Objective
Return all lines below containing the word "Calculate".

Data records
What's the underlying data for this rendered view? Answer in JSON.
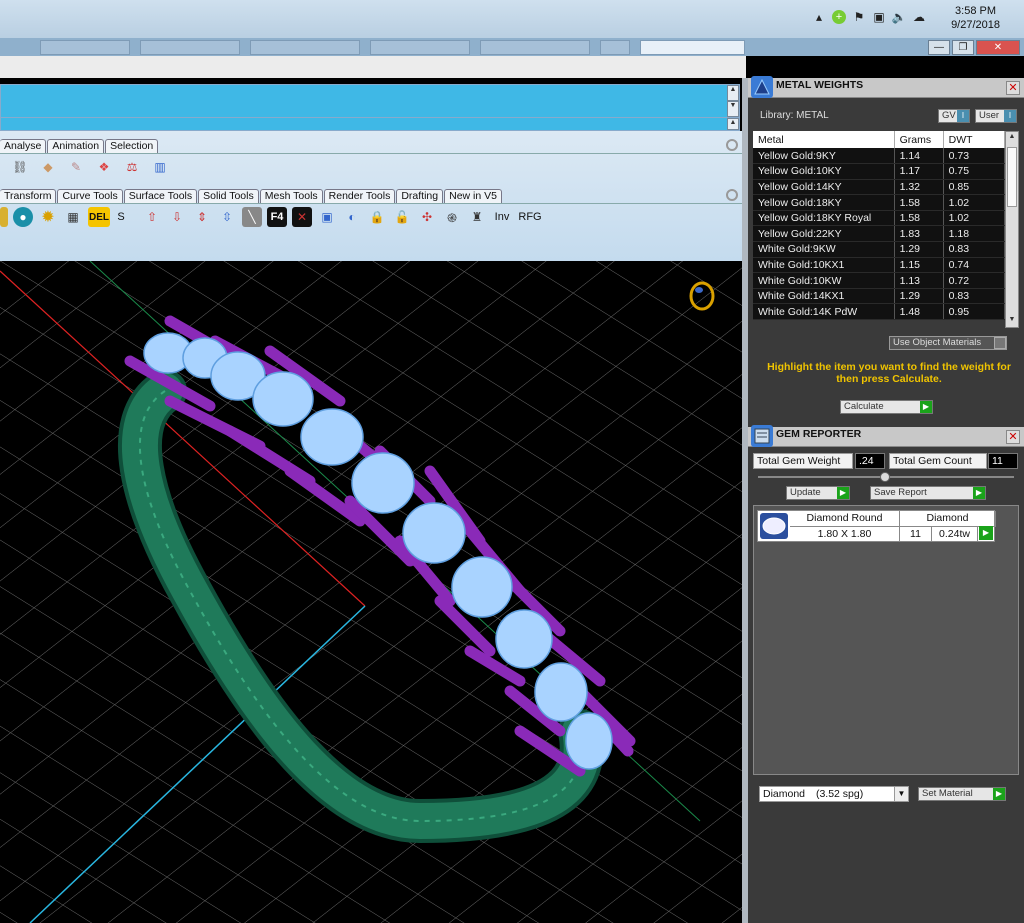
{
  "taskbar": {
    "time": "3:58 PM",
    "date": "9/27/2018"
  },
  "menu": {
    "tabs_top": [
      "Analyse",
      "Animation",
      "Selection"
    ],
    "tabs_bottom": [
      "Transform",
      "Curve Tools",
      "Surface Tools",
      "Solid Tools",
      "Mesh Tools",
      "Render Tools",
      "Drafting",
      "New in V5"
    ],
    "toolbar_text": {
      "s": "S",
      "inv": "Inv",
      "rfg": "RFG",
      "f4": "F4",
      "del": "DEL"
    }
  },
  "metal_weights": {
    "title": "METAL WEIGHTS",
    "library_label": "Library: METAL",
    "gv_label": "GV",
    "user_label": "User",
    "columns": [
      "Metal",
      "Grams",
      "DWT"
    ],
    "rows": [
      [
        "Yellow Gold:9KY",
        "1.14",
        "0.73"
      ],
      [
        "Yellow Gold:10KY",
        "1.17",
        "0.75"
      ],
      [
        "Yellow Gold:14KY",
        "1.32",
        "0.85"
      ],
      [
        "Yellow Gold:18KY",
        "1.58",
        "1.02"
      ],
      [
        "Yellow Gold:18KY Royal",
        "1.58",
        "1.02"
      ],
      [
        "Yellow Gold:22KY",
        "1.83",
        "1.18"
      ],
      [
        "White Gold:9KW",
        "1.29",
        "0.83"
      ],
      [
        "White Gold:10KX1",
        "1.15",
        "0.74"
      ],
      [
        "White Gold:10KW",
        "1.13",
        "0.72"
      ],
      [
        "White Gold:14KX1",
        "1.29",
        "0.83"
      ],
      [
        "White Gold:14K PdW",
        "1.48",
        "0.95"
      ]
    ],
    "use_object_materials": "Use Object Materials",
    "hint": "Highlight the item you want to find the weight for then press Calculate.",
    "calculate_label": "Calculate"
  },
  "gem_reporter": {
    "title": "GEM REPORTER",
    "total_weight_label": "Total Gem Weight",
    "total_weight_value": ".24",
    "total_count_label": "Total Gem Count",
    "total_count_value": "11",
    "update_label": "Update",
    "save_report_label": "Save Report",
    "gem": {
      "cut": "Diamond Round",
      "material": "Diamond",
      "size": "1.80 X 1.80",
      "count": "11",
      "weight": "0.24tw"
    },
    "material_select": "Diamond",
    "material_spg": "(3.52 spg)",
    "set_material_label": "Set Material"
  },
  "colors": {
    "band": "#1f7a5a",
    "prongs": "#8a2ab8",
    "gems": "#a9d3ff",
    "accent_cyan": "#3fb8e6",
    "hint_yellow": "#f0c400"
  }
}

Answer
    "hint": "Highlight the item you want to find the weight for then press Calculate.",
    "calculate_label": "Calculate"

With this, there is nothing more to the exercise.